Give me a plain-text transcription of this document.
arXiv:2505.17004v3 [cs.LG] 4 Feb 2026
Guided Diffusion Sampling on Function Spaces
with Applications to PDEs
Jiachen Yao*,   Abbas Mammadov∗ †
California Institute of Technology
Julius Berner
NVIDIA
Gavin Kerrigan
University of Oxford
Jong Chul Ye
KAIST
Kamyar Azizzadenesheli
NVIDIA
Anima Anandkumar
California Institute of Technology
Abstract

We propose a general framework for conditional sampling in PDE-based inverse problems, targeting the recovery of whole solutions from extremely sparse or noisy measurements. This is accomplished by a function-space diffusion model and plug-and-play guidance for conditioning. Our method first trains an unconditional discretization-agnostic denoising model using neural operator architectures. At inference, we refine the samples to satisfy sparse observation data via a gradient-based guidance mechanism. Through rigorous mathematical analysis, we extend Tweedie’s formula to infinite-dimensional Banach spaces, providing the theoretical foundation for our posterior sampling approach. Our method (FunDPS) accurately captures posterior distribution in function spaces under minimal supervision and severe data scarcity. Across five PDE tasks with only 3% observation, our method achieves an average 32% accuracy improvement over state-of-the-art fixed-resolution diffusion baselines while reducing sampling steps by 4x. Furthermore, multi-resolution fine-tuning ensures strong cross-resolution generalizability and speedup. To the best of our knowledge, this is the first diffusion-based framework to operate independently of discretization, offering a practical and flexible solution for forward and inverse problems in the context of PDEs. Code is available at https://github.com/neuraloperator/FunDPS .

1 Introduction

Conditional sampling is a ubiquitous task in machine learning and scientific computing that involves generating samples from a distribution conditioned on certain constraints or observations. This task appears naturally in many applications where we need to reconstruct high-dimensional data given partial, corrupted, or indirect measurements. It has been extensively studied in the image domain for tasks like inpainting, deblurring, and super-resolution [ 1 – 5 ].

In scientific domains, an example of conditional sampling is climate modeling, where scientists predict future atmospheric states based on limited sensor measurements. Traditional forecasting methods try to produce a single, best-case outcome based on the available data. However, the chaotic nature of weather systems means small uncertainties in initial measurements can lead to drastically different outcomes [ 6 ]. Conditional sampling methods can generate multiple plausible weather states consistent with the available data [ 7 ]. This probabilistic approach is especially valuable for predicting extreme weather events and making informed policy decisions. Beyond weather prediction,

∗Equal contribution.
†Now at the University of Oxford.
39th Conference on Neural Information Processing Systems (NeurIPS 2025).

^^^^^^^^^^^^^^^^

Work required. State how many lines of the material contain the string "University", with no other words.

Problem solution. 2